— BEGIN —
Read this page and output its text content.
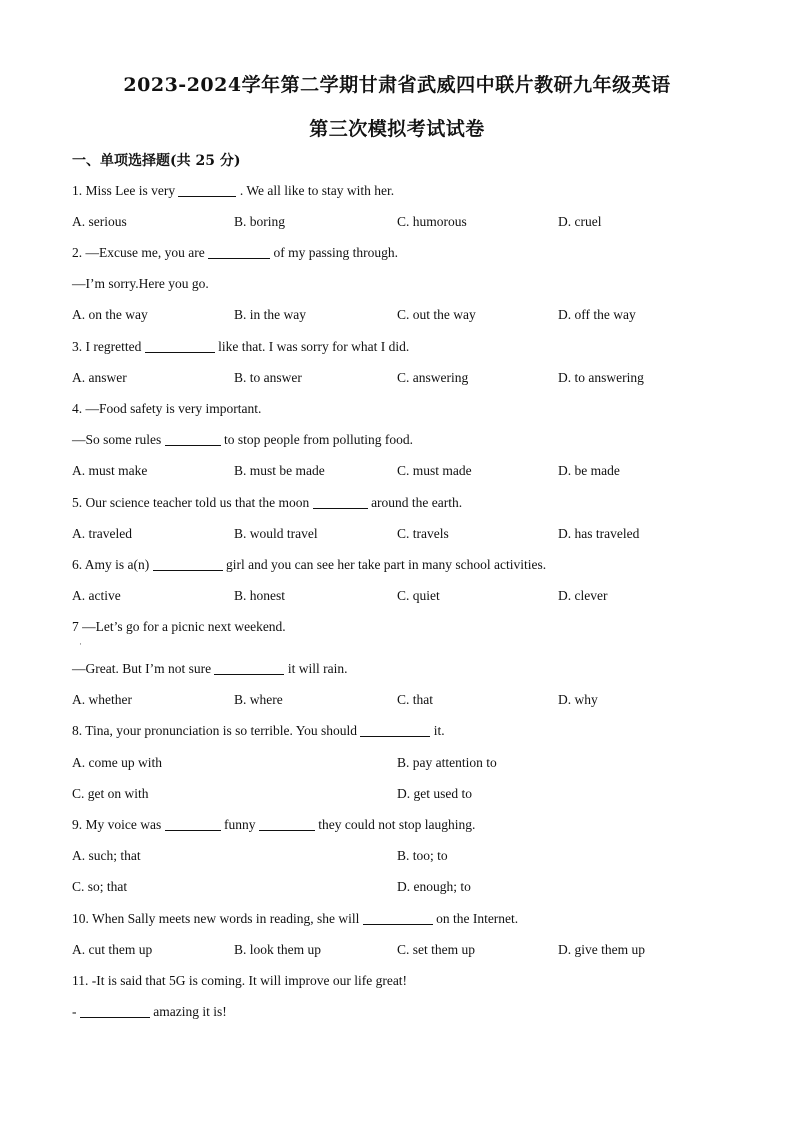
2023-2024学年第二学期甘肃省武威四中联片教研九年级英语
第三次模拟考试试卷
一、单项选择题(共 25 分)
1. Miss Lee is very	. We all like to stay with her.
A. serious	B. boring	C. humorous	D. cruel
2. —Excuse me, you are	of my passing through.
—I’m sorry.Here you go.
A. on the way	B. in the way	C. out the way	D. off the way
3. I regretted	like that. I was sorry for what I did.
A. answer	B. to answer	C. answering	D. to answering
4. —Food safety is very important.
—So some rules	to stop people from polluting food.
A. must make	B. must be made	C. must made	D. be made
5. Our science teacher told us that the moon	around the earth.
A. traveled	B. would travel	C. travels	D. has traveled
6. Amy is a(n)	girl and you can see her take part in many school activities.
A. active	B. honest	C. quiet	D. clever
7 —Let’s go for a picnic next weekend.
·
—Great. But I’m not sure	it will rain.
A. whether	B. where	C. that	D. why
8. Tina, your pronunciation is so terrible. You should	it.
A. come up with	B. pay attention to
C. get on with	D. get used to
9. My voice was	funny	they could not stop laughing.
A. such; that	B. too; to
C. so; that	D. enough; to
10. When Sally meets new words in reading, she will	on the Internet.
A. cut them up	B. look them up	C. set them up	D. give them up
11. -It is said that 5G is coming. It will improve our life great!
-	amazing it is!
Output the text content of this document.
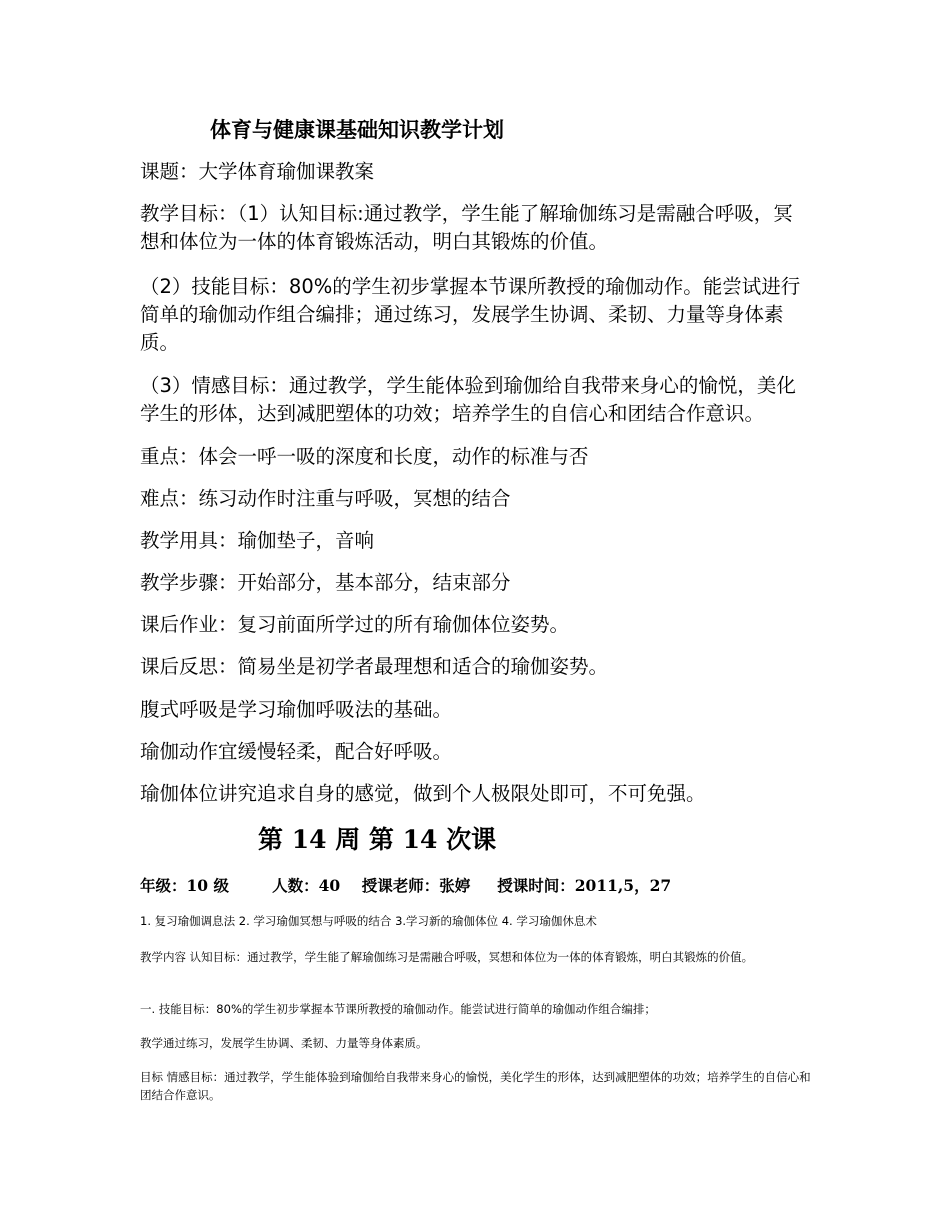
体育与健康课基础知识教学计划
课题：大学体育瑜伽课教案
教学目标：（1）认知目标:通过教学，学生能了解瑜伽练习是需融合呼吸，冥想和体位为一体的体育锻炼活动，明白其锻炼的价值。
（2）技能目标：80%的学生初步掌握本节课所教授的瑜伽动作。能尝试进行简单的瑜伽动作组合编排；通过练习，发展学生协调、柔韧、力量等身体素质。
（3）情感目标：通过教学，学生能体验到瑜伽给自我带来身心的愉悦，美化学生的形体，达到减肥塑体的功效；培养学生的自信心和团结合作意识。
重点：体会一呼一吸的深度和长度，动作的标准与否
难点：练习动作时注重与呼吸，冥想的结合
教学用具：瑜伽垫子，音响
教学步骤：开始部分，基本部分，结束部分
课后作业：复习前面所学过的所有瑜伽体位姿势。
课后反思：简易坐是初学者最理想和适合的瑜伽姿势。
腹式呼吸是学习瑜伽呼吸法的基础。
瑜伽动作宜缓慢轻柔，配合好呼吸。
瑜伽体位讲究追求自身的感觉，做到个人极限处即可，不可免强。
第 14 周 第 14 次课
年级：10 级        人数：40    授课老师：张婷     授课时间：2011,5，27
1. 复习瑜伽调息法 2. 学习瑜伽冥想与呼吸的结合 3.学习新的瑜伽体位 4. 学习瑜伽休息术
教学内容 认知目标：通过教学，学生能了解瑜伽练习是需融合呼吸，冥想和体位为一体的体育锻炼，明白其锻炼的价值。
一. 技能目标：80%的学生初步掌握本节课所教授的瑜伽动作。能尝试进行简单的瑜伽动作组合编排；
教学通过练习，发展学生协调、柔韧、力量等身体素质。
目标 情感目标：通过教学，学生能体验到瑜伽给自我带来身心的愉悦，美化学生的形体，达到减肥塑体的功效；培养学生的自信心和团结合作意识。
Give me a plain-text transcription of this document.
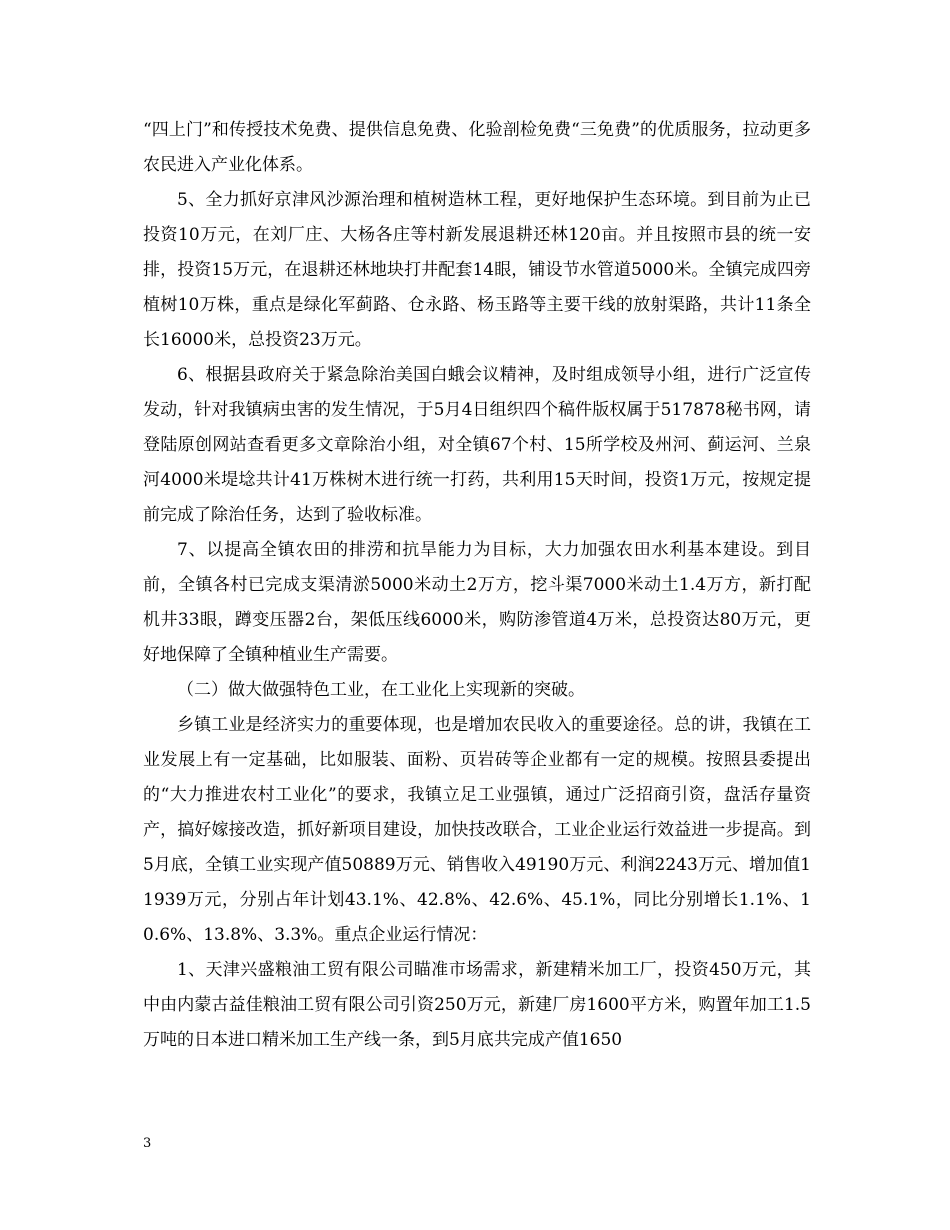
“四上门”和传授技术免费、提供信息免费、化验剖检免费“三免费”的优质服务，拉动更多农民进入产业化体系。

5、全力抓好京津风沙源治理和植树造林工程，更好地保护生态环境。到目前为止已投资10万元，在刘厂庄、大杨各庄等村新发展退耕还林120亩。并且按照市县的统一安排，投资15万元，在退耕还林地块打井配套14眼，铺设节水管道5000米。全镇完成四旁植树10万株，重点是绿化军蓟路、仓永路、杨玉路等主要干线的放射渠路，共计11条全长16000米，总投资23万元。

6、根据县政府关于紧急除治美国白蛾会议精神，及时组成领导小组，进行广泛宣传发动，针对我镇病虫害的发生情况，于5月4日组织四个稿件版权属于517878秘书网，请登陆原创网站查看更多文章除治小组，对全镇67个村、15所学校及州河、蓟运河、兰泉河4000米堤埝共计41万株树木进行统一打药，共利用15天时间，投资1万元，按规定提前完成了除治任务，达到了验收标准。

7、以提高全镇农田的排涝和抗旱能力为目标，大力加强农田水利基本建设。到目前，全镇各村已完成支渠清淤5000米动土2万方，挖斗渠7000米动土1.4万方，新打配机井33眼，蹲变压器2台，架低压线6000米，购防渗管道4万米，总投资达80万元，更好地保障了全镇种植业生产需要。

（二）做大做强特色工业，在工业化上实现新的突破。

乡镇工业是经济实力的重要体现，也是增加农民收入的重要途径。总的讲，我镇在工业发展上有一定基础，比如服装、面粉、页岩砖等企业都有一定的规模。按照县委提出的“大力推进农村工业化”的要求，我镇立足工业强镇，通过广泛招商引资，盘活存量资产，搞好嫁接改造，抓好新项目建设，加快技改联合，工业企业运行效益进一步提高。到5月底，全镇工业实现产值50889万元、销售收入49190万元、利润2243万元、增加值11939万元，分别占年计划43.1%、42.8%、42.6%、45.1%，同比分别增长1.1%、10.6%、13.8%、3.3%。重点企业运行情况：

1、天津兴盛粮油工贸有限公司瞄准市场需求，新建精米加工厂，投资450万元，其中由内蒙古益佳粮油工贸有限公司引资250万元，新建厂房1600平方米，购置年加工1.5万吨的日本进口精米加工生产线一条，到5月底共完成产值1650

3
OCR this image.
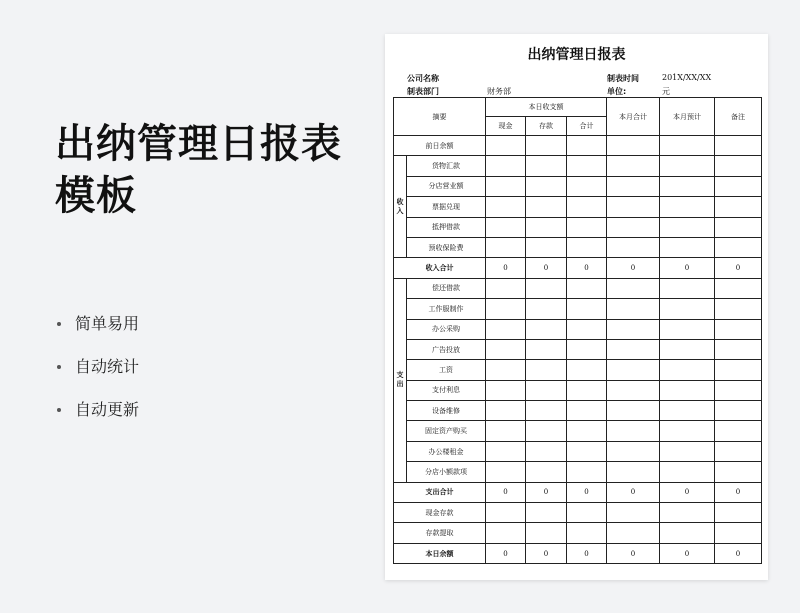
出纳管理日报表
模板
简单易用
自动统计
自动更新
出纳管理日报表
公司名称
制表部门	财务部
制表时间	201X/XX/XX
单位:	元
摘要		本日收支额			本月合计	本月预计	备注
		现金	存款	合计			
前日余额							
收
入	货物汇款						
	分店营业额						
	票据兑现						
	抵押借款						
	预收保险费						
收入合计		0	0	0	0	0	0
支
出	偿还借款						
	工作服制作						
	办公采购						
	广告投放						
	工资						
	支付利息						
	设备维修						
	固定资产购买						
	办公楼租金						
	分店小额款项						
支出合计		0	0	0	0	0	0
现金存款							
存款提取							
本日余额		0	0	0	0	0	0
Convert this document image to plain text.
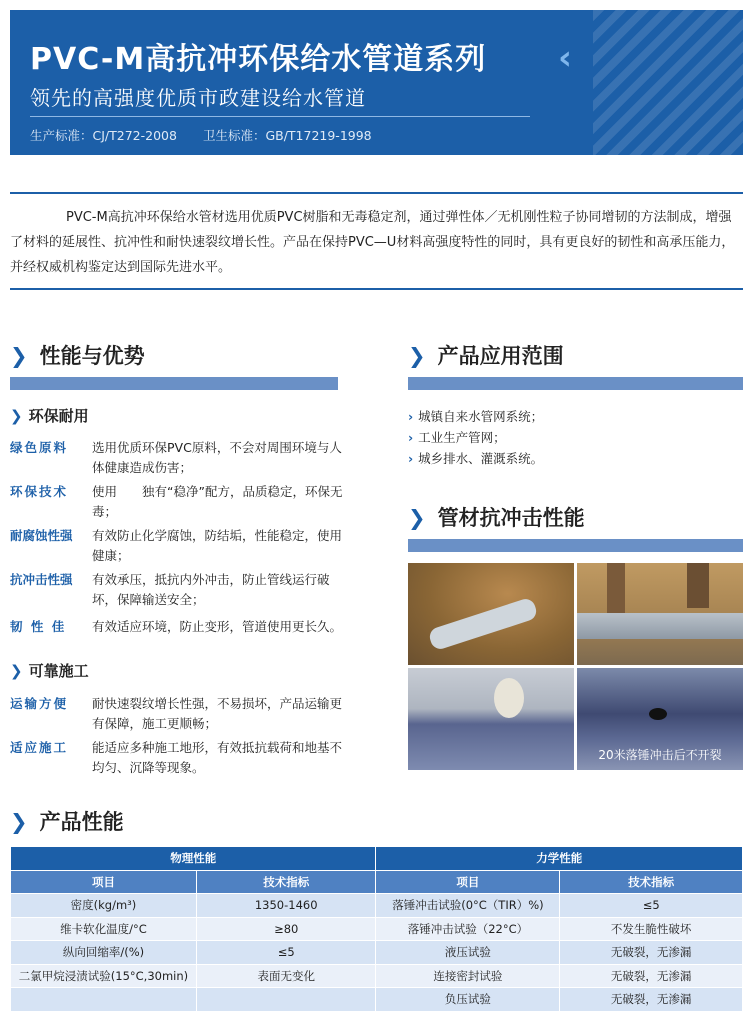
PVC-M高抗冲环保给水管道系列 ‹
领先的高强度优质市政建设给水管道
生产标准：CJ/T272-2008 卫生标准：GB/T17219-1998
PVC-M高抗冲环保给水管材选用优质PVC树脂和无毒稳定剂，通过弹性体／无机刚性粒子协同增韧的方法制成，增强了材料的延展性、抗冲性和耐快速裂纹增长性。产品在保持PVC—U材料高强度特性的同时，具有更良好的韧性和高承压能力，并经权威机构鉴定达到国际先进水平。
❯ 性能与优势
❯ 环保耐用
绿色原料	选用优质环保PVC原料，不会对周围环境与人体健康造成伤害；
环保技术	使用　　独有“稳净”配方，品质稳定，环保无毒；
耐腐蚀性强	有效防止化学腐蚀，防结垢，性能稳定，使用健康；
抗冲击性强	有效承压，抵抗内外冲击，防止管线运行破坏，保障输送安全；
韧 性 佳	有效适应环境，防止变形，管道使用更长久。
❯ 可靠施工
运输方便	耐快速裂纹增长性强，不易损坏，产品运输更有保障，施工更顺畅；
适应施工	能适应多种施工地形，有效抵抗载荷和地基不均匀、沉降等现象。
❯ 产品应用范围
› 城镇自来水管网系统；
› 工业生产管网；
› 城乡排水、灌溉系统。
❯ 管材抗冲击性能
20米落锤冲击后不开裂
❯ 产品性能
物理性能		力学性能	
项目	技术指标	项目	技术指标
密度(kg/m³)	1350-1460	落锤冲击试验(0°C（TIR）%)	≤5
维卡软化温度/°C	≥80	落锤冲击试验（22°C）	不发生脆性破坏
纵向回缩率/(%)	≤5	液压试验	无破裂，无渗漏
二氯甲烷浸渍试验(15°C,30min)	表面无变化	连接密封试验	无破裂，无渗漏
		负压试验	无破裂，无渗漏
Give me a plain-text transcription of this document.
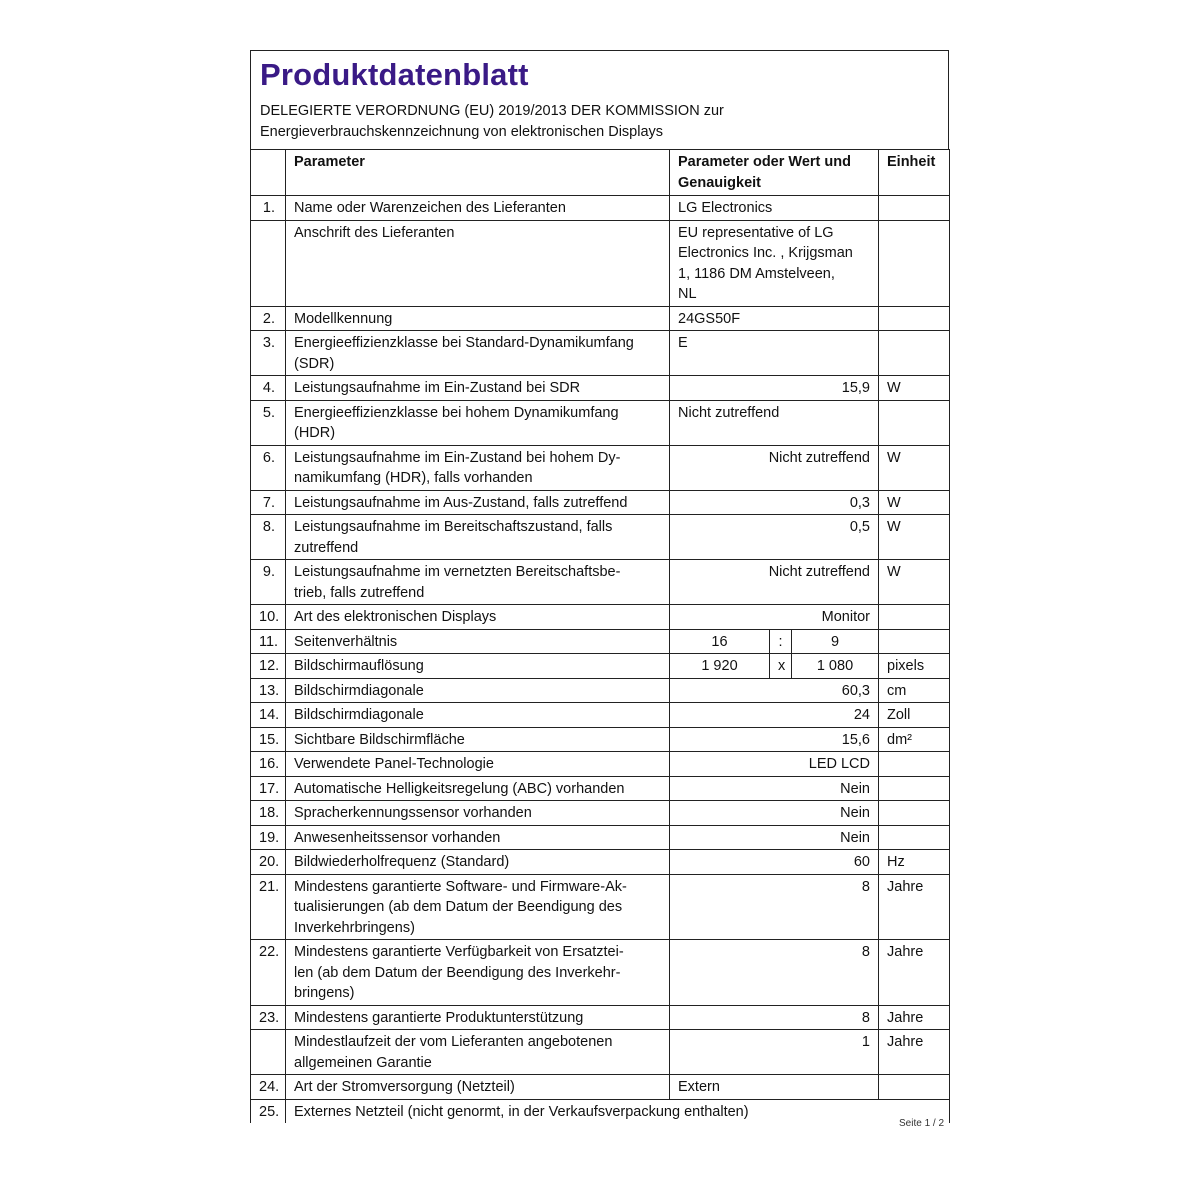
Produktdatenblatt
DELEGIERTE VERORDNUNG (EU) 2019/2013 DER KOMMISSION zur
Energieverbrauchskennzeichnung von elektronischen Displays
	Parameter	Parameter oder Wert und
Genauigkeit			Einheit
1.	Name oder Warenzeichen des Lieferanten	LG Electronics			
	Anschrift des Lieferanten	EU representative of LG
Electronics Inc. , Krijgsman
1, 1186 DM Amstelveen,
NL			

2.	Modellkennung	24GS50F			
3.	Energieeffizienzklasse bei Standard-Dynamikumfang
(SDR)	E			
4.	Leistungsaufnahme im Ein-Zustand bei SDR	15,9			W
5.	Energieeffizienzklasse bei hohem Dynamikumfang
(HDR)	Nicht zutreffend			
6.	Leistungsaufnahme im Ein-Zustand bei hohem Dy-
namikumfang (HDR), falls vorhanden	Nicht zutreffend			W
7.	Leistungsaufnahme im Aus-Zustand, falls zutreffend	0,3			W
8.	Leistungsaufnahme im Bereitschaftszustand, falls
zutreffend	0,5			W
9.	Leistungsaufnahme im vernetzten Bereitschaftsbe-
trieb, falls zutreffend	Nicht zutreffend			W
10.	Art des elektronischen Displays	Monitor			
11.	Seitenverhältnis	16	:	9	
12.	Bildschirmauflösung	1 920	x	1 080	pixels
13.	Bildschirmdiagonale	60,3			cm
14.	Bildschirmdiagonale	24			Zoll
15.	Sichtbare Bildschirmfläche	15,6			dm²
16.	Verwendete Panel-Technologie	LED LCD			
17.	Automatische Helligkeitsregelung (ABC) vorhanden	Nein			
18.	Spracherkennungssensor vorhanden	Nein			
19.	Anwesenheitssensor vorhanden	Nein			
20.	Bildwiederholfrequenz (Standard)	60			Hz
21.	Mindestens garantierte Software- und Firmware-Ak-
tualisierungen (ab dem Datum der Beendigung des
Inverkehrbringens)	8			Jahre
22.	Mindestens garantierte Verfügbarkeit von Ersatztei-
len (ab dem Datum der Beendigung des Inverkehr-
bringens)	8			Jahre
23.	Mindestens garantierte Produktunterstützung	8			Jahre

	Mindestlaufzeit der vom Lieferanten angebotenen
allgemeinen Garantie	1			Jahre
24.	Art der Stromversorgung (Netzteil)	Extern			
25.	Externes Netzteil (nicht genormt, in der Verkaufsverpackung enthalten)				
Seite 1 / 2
— END —
- Short problem -
Find the string "的学生初步掌握本节课所教授的瑜伽动作" in the listing and return every line that holds it.

- Exercise result -
（2）技能目标：80%的学生初步掌握本节课所教授的瑜伽动作。能尝试进行简单的瑜伽动作组合编排；通过练习，发展学生协调、柔韧、力量等身体素质。
一. 技能目标：80%的学生初步掌握本节课所教授的瑜伽动作。能尝试进行简单的瑜伽动作组合编排；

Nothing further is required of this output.